Goal of the exercise: Transcribe every line exactly and omit anything that is a picture.

===== Entries supplied =====

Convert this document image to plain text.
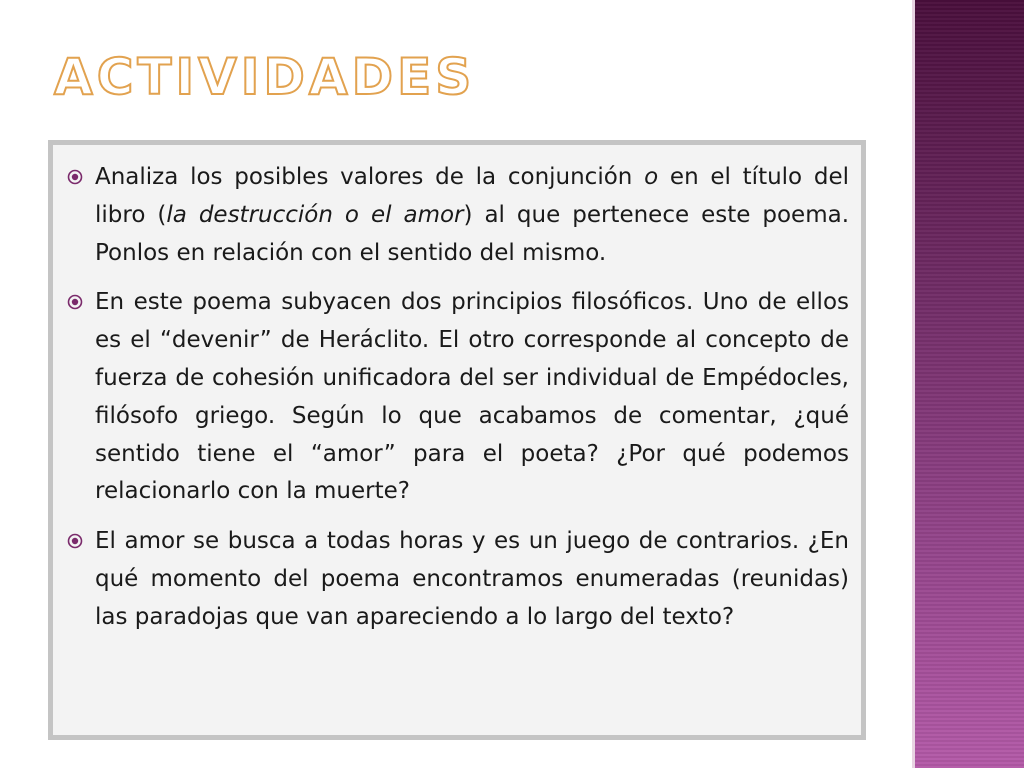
ACTIVIDADES
Analiza los posibles valores de la conjunción o en el título del libro (la destrucción o el amor) al que pertenece este poema. Ponlos en relación con el sentido del mismo.
En este poema subyacen dos principios filosóficos. Uno de ellos es el “devenir” de Heráclito. El otro corresponde al concepto de fuerza de cohesión unificadora del ser individual de Empédocles, filósofo griego. Según lo que acabamos de comentar, ¿qué sentido tiene el “amor” para el poeta? ¿Por qué podemos relacionarlo con la muerte?
El amor se busca a todas horas y es un juego de contrarios. ¿En qué momento del poema encontramos enumeradas (reunidas) las paradojas que van apareciendo a lo largo del texto?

=====

Task output:
Convert this document image to plain text.
ACTIVIDADES
Analiza los posibles valores de la conjunción o en el título del libro (la destrucción o el amor) al que pertenece este poema. Ponlos en relación con el sentido del mismo.
En este poema subyacen dos principios filosóficos. Uno de ellos es el “devenir” de Heráclito. El otro corresponde al concepto de fuerza de cohesión unificadora del ser individual de Empédocles, filósofo griego. Según lo que acabamos de comentar, ¿qué sentido tiene el “amor” para el poeta? ¿Por qué podemos relacionarlo con la muerte?
El amor se busca a todas horas y es un juego de contrarios. ¿En qué momento del poema encontramos enumeradas (reunidas) las paradojas que van apareciendo a lo largo del texto?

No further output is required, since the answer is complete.